╭─ Given records

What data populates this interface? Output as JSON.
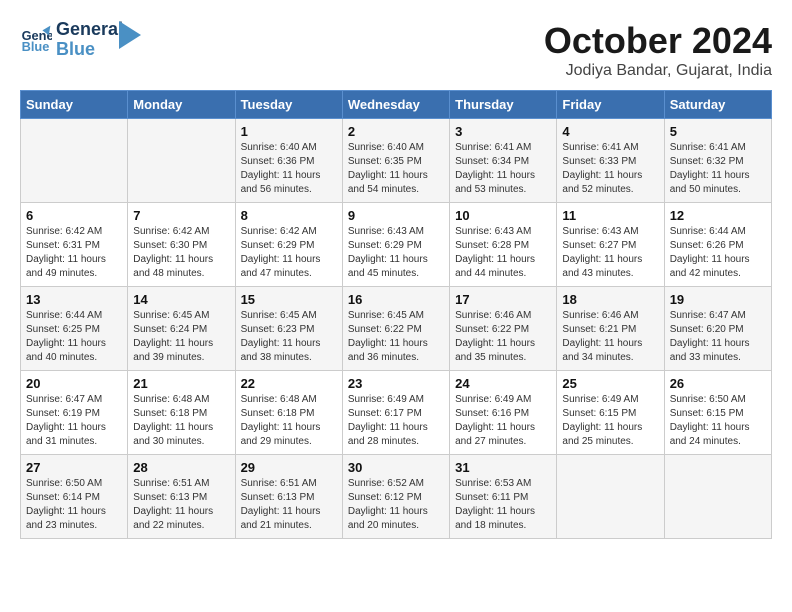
{
  "logo": {
    "text_general": "General",
    "text_blue": "Blue"
  },
  "title": "October 2024",
  "location": "Jodiya Bandar, Gujarat, India",
  "days_of_week": [
    "Sunday",
    "Monday",
    "Tuesday",
    "Wednesday",
    "Thursday",
    "Friday",
    "Saturday"
  ],
  "weeks": [
    [
      {
        "day": "",
        "sunrise": "",
        "sunset": "",
        "daylight": ""
      },
      {
        "day": "",
        "sunrise": "",
        "sunset": "",
        "daylight": ""
      },
      {
        "day": "1",
        "sunrise": "Sunrise: 6:40 AM",
        "sunset": "Sunset: 6:36 PM",
        "daylight": "Daylight: 11 hours and 56 minutes."
      },
      {
        "day": "2",
        "sunrise": "Sunrise: 6:40 AM",
        "sunset": "Sunset: 6:35 PM",
        "daylight": "Daylight: 11 hours and 54 minutes."
      },
      {
        "day": "3",
        "sunrise": "Sunrise: 6:41 AM",
        "sunset": "Sunset: 6:34 PM",
        "daylight": "Daylight: 11 hours and 53 minutes."
      },
      {
        "day": "4",
        "sunrise": "Sunrise: 6:41 AM",
        "sunset": "Sunset: 6:33 PM",
        "daylight": "Daylight: 11 hours and 52 minutes."
      },
      {
        "day": "5",
        "sunrise": "Sunrise: 6:41 AM",
        "sunset": "Sunset: 6:32 PM",
        "daylight": "Daylight: 11 hours and 50 minutes."
      }
    ],
    [
      {
        "day": "6",
        "sunrise": "Sunrise: 6:42 AM",
        "sunset": "Sunset: 6:31 PM",
        "daylight": "Daylight: 11 hours and 49 minutes."
      },
      {
        "day": "7",
        "sunrise": "Sunrise: 6:42 AM",
        "sunset": "Sunset: 6:30 PM",
        "daylight": "Daylight: 11 hours and 48 minutes."
      },
      {
        "day": "8",
        "sunrise": "Sunrise: 6:42 AM",
        "sunset": "Sunset: 6:29 PM",
        "daylight": "Daylight: 11 hours and 47 minutes."
      },
      {
        "day": "9",
        "sunrise": "Sunrise: 6:43 AM",
        "sunset": "Sunset: 6:29 PM",
        "daylight": "Daylight: 11 hours and 45 minutes."
      },
      {
        "day": "10",
        "sunrise": "Sunrise: 6:43 AM",
        "sunset": "Sunset: 6:28 PM",
        "daylight": "Daylight: 11 hours and 44 minutes."
      },
      {
        "day": "11",
        "sunrise": "Sunrise: 6:43 AM",
        "sunset": "Sunset: 6:27 PM",
        "daylight": "Daylight: 11 hours and 43 minutes."
      },
      {
        "day": "12",
        "sunrise": "Sunrise: 6:44 AM",
        "sunset": "Sunset: 6:26 PM",
        "daylight": "Daylight: 11 hours and 42 minutes."
      }
    ],
    [
      {
        "day": "13",
        "sunrise": "Sunrise: 6:44 AM",
        "sunset": "Sunset: 6:25 PM",
        "daylight": "Daylight: 11 hours and 40 minutes."
      },
      {
        "day": "14",
        "sunrise": "Sunrise: 6:45 AM",
        "sunset": "Sunset: 6:24 PM",
        "daylight": "Daylight: 11 hours and 39 minutes."
      },
      {
        "day": "15",
        "sunrise": "Sunrise: 6:45 AM",
        "sunset": "Sunset: 6:23 PM",
        "daylight": "Daylight: 11 hours and 38 minutes."
      },
      {
        "day": "16",
        "sunrise": "Sunrise: 6:45 AM",
        "sunset": "Sunset: 6:22 PM",
        "daylight": "Daylight: 11 hours and 36 minutes."
      },
      {
        "day": "17",
        "sunrise": "Sunrise: 6:46 AM",
        "sunset": "Sunset: 6:22 PM",
        "daylight": "Daylight: 11 hours and 35 minutes."
      },
      {
        "day": "18",
        "sunrise": "Sunrise: 6:46 AM",
        "sunset": "Sunset: 6:21 PM",
        "daylight": "Daylight: 11 hours and 34 minutes."
      },
      {
        "day": "19",
        "sunrise": "Sunrise: 6:47 AM",
        "sunset": "Sunset: 6:20 PM",
        "daylight": "Daylight: 11 hours and 33 minutes."
      }
    ],
    [
      {
        "day": "20",
        "sunrise": "Sunrise: 6:47 AM",
        "sunset": "Sunset: 6:19 PM",
        "daylight": "Daylight: 11 hours and 31 minutes."
      },
      {
        "day": "21",
        "sunrise": "Sunrise: 6:48 AM",
        "sunset": "Sunset: 6:18 PM",
        "daylight": "Daylight: 11 hours and 30 minutes."
      },
      {
        "day": "22",
        "sunrise": "Sunrise: 6:48 AM",
        "sunset": "Sunset: 6:18 PM",
        "daylight": "Daylight: 11 hours and 29 minutes."
      },
      {
        "day": "23",
        "sunrise": "Sunrise: 6:49 AM",
        "sunset": "Sunset: 6:17 PM",
        "daylight": "Daylight: 11 hours and 28 minutes."
      },
      {
        "day": "24",
        "sunrise": "Sunrise: 6:49 AM",
        "sunset": "Sunset: 6:16 PM",
        "daylight": "Daylight: 11 hours and 27 minutes."
      },
      {
        "day": "25",
        "sunrise": "Sunrise: 6:49 AM",
        "sunset": "Sunset: 6:15 PM",
        "daylight": "Daylight: 11 hours and 25 minutes."
      },
      {
        "day": "26",
        "sunrise": "Sunrise: 6:50 AM",
        "sunset": "Sunset: 6:15 PM",
        "daylight": "Daylight: 11 hours and 24 minutes."
      }
    ],
    [
      {
        "day": "27",
        "sunrise": "Sunrise: 6:50 AM",
        "sunset": "Sunset: 6:14 PM",
        "daylight": "Daylight: 11 hours and 23 minutes."
      },
      {
        "day": "28",
        "sunrise": "Sunrise: 6:51 AM",
        "sunset": "Sunset: 6:13 PM",
        "daylight": "Daylight: 11 hours and 22 minutes."
      },
      {
        "day": "29",
        "sunrise": "Sunrise: 6:51 AM",
        "sunset": "Sunset: 6:13 PM",
        "daylight": "Daylight: 11 hours and 21 minutes."
      },
      {
        "day": "30",
        "sunrise": "Sunrise: 6:52 AM",
        "sunset": "Sunset: 6:12 PM",
        "daylight": "Daylight: 11 hours and 20 minutes."
      },
      {
        "day": "31",
        "sunrise": "Sunrise: 6:53 AM",
        "sunset": "Sunset: 6:11 PM",
        "daylight": "Daylight: 11 hours and 18 minutes."
      },
      {
        "day": "",
        "sunrise": "",
        "sunset": "",
        "daylight": ""
      },
      {
        "day": "",
        "sunrise": "",
        "sunset": "",
        "daylight": ""
      }
    ]
  ]
}
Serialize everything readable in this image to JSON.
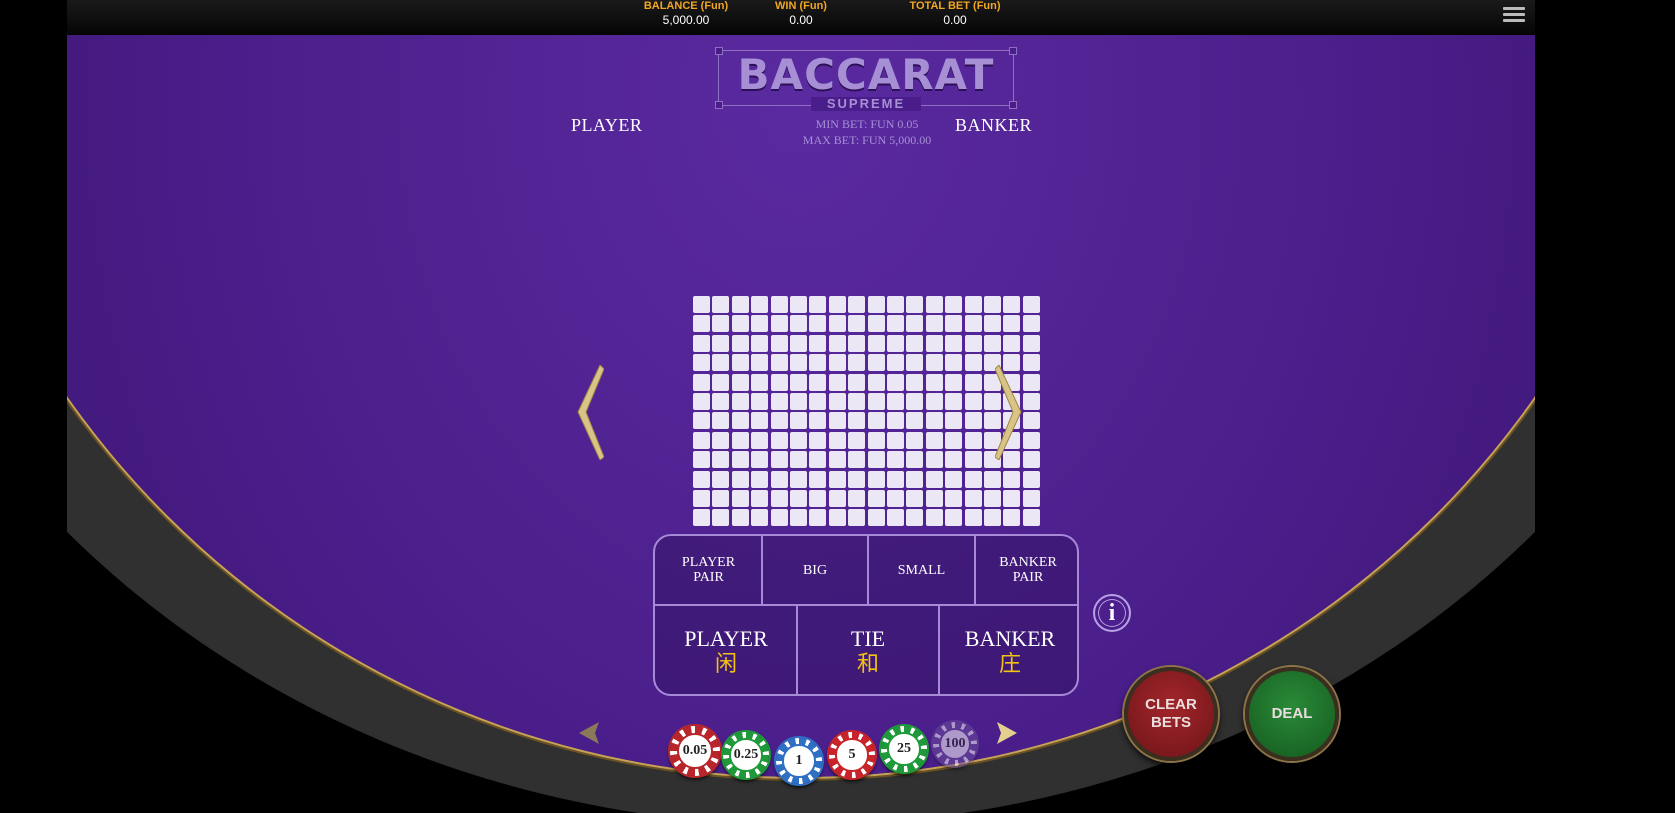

╰─

> [Problem to solve]:
Output the entries above exactly, without their pictures.

> [Task solution]:
What data populates this interface? Output as JSON.
{
  "logo": {
    "text_general": "General",
    "text_blue": "Blue"
  },
  "title": "October 2024",
  "location": "Jodiya Bandar, Gujarat, India",
  "days_of_week": [
    "Sunday",
    "Monday",
    "Tuesday",
    "Wednesday",
    "Thursday",
    "Friday",
    "Saturday"
  ],
  "weeks": [
    [
      {
        "day": "",
        "sunrise": "",
        "sunset": "",
        "daylight": ""
      },
      {
        "day": "",
        "sunrise": "",
        "sunset": "",
        "daylight": ""
      },
      {
        "day": "1",
        "sunrise": "Sunrise: 6:40 AM",
        "sunset": "Sunset: 6:36 PM",
        "daylight": "Daylight: 11 hours and 56 minutes."
      },
      {
        "day": "2",
        "sunrise": "Sunrise: 6:40 AM",
        "sunset": "Sunset: 6:35 PM",
        "daylight": "Daylight: 11 hours and 54 minutes."
      },
      {
        "day": "3",
        "sunrise": "Sunrise: 6:41 AM",
        "sunset": "Sunset: 6:34 PM",
        "daylight": "Daylight: 11 hours and 53 minutes."
      },
      {
        "day": "4",
        "sunrise": "Sunrise: 6:41 AM",
        "sunset": "Sunset: 6:33 PM",
        "daylight": "Daylight: 11 hours and 52 minutes."
      },
      {
        "day": "5",
        "sunrise": "Sunrise: 6:41 AM",
        "sunset": "Sunset: 6:32 PM",
        "daylight": "Daylight: 11 hours and 50 minutes."
      }
    ],
    [
      {
        "day": "6",
        "sunrise": "Sunrise: 6:42 AM",
        "sunset": "Sunset: 6:31 PM",
        "daylight": "Daylight: 11 hours and 49 minutes."
      },
      {
        "day": "7",
        "sunrise": "Sunrise: 6:42 AM",
        "sunset": "Sunset: 6:30 PM",
        "daylight": "Daylight: 11 hours and 48 minutes."
      },
      {
        "day": "8",
        "sunrise": "Sunrise: 6:42 AM",
        "sunset": "Sunset: 6:29 PM",
        "daylight": "Daylight: 11 hours and 47 minutes."
      },
      {
        "day": "9",
        "sunrise": "Sunrise: 6:43 AM",
        "sunset": "Sunset: 6:29 PM",
        "daylight": "Daylight: 11 hours and 45 minutes."
      },
      {
        "day": "10",
        "sunrise": "Sunrise: 6:43 AM",
        "sunset": "Sunset: 6:28 PM",
        "daylight": "Daylight: 11 hours and 44 minutes."
      },
      {
        "day": "11",
        "sunrise": "Sunrise: 6:43 AM",
        "sunset": "Sunset: 6:27 PM",
        "daylight": "Daylight: 11 hours and 43 minutes."
      },
      {
        "day": "12",
        "sunrise": "Sunrise: 6:44 AM",
        "sunset": "Sunset: 6:26 PM",
        "daylight": "Daylight: 11 hours and 42 minutes."
      }
    ],
    [
      {
        "day": "13",
        "sunrise": "Sunrise: 6:44 AM",
        "sunset": "Sunset: 6:25 PM",
        "daylight": "Daylight: 11 hours and 40 minutes."
      },
      {
        "day": "14",
        "sunrise": "Sunrise: 6:45 AM",
        "sunset": "Sunset: 6:24 PM",
        "daylight": "Daylight: 11 hours and 39 minutes."
      },
      {
        "day": "15",
        "sunrise": "Sunrise: 6:45 AM",
        "sunset": "Sunset: 6:23 PM",
        "daylight": "Daylight: 11 hours and 38 minutes."
      },
      {
        "day": "16",
        "sunrise": "Sunrise: 6:45 AM",
        "sunset": "Sunset: 6:22 PM",
        "daylight": "Daylight: 11 hours and 36 minutes."
      },
      {
        "day": "17",
        "sunrise": "Sunrise: 6:46 AM",
        "sunset": "Sunset: 6:22 PM",
        "daylight": "Daylight: 11 hours and 35 minutes."
      },
      {
        "day": "18",
        "sunrise": "Sunrise: 6:46 AM",
        "sunset": "Sunset: 6:21 PM",
        "daylight": "Daylight: 11 hours and 34 minutes."
      },
      {
        "day": "19",
        "sunrise": "Sunrise: 6:47 AM",
        "sunset": "Sunset: 6:20 PM",
        "daylight": "Daylight: 11 hours and 33 minutes."
      }
    ],
    [
      {
        "day": "20",
        "sunrise": "Sunrise: 6:47 AM",
        "sunset": "Sunset: 6:19 PM",
        "daylight": "Daylight: 11 hours and 31 minutes."
      },
      {
        "day": "21",
        "sunrise": "Sunrise: 6:48 AM",
        "sunset": "Sunset: 6:18 PM",
        "daylight": "Daylight: 11 hours and 30 minutes."
      },
      {
        "day": "22",
        "sunrise": "Sunrise: 6:48 AM",
        "sunset": "Sunset: 6:18 PM",
        "daylight": "Daylight: 11 hours and 29 minutes."
      },
      {
        "day": "23",
        "sunrise": "Sunrise: 6:49 AM",
        "sunset": "Sunset: 6:17 PM",
        "daylight": "Daylight: 11 hours and 28 minutes."
      },
      {
        "day": "24",
        "sunrise": "Sunrise: 6:49 AM",
        "sunset": "Sunset: 6:16 PM",
        "daylight": "Daylight: 11 hours and 27 minutes."
      },
      {
        "day": "25",
        "sunrise": "Sunrise: 6:49 AM",
        "sunset": "Sunset: 6:15 PM",
        "daylight": "Daylight: 11 hours and 25 minutes."
      },
      {
        "day": "26",
        "sunrise": "Sunrise: 6:50 AM",
        "sunset": "Sunset: 6:15 PM",
        "daylight": "Daylight: 11 hours and 24 minutes."
      }
    ],
    [
      {
        "day": "27",
        "sunrise": "Sunrise: 6:50 AM",
        "sunset": "Sunset: 6:14 PM",
        "daylight": "Daylight: 11 hours and 23 minutes."
      },
      {
        "day": "28",
        "sunrise": "Sunrise: 6:51 AM",
        "sunset": "Sunset: 6:13 PM",
        "daylight": "Daylight: 11 hours and 22 minutes."
      },
      {
        "day": "29",
        "sunrise": "Sunrise: 6:51 AM",
        "sunset": "Sunset: 6:13 PM",
        "daylight": "Daylight: 11 hours and 21 minutes."
      },
      {
        "day": "30",
        "sunrise": "Sunrise: 6:52 AM",
        "sunset": "Sunset: 6:12 PM",
        "daylight": "Daylight: 11 hours and 20 minutes."
      },
      {
        "day": "31",
        "sunrise": "Sunrise: 6:53 AM",
        "sunset": "Sunset: 6:11 PM",
        "daylight": "Daylight: 11 hours and 18 minutes."
      },
      {
        "day": "",
        "sunrise": "",
        "sunset": "",
        "daylight": ""
      },
      {
        "day": "",
        "sunrise": "",
        "sunset": "",
        "daylight": ""
      }
    ]
  ]
}
Serialize everything readable in this image to JSON.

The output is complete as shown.